• TO DO:
Print every entry word for word, but omit the pictures.

....................

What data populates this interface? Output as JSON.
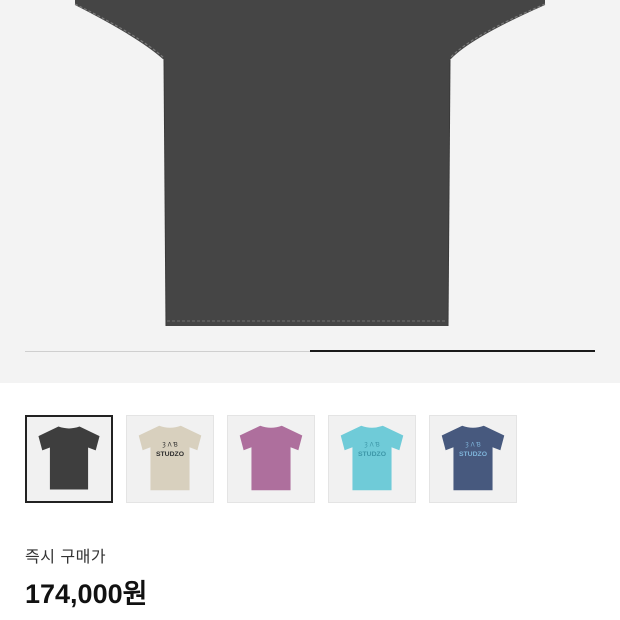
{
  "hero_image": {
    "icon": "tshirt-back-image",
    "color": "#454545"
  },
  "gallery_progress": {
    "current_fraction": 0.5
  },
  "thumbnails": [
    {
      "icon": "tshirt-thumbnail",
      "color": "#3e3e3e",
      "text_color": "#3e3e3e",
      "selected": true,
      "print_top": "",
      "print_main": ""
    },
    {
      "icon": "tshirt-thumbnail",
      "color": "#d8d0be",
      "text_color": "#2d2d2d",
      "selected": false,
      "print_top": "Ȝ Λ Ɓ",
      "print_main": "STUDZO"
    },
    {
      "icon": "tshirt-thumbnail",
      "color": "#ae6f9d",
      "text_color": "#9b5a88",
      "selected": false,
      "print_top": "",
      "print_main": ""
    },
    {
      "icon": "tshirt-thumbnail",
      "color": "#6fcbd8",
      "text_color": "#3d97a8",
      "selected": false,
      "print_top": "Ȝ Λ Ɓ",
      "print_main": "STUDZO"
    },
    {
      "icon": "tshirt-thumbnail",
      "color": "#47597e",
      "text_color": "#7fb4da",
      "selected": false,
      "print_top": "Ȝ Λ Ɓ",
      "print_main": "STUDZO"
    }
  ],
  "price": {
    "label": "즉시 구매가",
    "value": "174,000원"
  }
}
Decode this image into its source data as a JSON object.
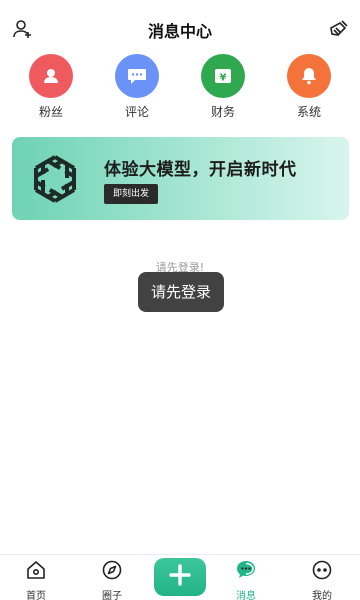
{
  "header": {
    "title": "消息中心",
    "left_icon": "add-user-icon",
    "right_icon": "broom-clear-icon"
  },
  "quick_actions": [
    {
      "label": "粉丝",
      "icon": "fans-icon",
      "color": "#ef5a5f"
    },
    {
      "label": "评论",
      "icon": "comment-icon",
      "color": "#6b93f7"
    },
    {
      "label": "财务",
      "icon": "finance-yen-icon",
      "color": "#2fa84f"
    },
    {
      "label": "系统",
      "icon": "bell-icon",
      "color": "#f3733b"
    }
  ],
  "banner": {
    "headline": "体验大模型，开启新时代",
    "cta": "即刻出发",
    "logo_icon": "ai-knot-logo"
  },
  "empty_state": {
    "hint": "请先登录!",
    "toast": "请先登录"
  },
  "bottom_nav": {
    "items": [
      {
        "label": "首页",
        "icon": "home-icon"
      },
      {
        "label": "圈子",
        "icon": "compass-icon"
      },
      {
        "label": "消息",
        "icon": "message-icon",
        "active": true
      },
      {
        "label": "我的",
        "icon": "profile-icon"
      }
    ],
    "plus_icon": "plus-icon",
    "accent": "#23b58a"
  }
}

....................

• RESULT OF THE TASK:
What data populates this interface? Output as JSON.
{
  "hero_image": {
    "icon": "tshirt-back-image",
    "color": "#454545"
  },
  "gallery_progress": {
    "current_fraction": 0.5
  },
  "thumbnails": [
    {
      "icon": "tshirt-thumbnail",
      "color": "#3e3e3e",
      "text_color": "#3e3e3e",
      "selected": true,
      "print_top": "",
      "print_main": ""
    },
    {
      "icon": "tshirt-thumbnail",
      "color": "#d8d0be",
      "text_color": "#2d2d2d",
      "selected": false,
      "print_top": "Ȝ Λ Ɓ",
      "print_main": "STUDZO"
    },
    {
      "icon": "tshirt-thumbnail",
      "color": "#ae6f9d",
      "text_color": "#9b5a88",
      "selected": false,
      "print_top": "",
      "print_main": ""
    },
    {
      "icon": "tshirt-thumbnail",
      "color": "#6fcbd8",
      "text_color": "#3d97a8",
      "selected": false,
      "print_top": "Ȝ Λ Ɓ",
      "print_main": "STUDZO"
    },
    {
      "icon": "tshirt-thumbnail",
      "color": "#47597e",
      "text_color": "#7fb4da",
      "selected": false,
      "print_top": "Ȝ Λ Ɓ",
      "print_main": "STUDZO"
    }
  ],
  "price": {
    "label": "즉시 구매가",
    "value": "174,000원"
  }
}
Decode this image into its source data as a JSON object.
{
  "header": {
    "title": "消息中心",
    "left_icon": "add-user-icon",
    "right_icon": "broom-clear-icon"
  },
  "quick_actions": [
    {
      "label": "粉丝",
      "icon": "fans-icon",
      "color": "#ef5a5f"
    },
    {
      "label": "评论",
      "icon": "comment-icon",
      "color": "#6b93f7"
    },
    {
      "label": "财务",
      "icon": "finance-yen-icon",
      "color": "#2fa84f"
    },
    {
      "label": "系统",
      "icon": "bell-icon",
      "color": "#f3733b"
    }
  ],
  "banner": {
    "headline": "体验大模型，开启新时代",
    "cta": "即刻出发",
    "logo_icon": "ai-knot-logo"
  },
  "empty_state": {
    "hint": "请先登录!",
    "toast": "请先登录"
  },
  "bottom_nav": {
    "items": [
      {
        "label": "首页",
        "icon": "home-icon"
      },
      {
        "label": "圈子",
        "icon": "compass-icon"
      },
      {
        "label": "消息",
        "icon": "message-icon",
        "active": true
      },
      {
        "label": "我的",
        "icon": "profile-icon"
      }
    ],
    "plus_icon": "plus-icon",
    "accent": "#23b58a"
  }
}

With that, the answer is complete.